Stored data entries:
[start]
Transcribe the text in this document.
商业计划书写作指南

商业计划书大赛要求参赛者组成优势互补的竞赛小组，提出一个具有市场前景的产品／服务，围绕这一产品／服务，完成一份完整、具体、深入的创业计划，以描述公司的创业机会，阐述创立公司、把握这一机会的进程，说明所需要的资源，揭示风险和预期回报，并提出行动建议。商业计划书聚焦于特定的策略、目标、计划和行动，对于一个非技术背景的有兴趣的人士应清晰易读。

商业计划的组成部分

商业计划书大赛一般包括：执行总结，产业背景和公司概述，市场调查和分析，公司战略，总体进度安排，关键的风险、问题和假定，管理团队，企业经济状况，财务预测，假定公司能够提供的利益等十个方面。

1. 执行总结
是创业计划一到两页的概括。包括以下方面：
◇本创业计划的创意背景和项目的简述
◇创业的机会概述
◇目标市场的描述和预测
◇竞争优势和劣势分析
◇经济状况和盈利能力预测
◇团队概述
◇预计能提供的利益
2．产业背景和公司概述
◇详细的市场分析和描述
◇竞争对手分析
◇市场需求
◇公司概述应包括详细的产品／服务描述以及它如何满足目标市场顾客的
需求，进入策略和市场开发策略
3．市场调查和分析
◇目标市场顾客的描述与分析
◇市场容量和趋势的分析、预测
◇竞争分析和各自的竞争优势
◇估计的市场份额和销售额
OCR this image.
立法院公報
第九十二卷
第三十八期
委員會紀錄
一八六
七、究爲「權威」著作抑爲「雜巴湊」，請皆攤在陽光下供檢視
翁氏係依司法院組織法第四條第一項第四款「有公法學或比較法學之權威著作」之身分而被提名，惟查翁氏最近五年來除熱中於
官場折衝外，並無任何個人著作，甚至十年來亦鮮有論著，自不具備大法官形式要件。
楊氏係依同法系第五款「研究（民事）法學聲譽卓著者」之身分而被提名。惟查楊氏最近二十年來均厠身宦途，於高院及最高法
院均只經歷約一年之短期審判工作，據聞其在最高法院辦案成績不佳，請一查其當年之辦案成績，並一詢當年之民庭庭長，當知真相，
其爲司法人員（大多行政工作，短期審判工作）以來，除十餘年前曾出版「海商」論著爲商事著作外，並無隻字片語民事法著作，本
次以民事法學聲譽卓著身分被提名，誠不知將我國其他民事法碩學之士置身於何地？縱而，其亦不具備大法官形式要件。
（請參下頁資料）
[end]
[start]
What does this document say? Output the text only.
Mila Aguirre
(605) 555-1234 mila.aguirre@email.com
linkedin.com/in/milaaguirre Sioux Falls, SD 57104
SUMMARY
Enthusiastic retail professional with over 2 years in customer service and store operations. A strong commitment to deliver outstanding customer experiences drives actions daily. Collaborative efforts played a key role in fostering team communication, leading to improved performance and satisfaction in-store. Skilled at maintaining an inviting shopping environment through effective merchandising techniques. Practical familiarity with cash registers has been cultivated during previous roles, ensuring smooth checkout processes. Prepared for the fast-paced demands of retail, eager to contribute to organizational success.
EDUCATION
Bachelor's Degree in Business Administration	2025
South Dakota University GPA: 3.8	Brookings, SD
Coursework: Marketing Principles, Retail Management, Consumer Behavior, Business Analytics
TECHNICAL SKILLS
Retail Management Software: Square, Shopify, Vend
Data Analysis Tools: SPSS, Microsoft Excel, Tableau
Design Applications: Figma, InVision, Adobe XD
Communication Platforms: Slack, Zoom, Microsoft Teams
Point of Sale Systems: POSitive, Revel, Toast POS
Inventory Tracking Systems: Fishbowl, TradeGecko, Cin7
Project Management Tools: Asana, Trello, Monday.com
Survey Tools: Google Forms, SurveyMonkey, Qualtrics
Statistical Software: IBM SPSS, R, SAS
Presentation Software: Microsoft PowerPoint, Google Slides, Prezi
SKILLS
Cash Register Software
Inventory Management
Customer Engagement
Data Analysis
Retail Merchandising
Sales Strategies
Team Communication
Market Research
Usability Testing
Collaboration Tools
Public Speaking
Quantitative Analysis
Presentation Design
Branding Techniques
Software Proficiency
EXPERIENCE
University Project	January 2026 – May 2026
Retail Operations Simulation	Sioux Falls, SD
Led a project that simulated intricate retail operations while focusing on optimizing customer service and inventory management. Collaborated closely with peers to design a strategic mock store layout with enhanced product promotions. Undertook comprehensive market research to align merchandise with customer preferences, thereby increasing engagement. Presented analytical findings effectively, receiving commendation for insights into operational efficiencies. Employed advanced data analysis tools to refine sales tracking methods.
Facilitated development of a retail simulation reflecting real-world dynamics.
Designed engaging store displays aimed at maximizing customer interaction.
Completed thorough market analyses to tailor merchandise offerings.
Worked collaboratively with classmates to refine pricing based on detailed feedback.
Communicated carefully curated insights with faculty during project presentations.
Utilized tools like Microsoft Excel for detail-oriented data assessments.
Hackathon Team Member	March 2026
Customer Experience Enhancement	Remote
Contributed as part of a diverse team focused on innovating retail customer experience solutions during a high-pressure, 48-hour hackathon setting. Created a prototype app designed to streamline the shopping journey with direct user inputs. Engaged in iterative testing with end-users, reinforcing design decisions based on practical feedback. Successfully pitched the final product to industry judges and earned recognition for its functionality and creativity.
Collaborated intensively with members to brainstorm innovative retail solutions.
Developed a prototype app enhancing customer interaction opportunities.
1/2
[end]
▶ **TASK INSTRUCTIONS**:
Scan the listing above for the word "this" and copy every line that holds it.

▶ **ANSWER**:
Transcribe the text in this document.
OCR this image.
What does this document say? Output the text only.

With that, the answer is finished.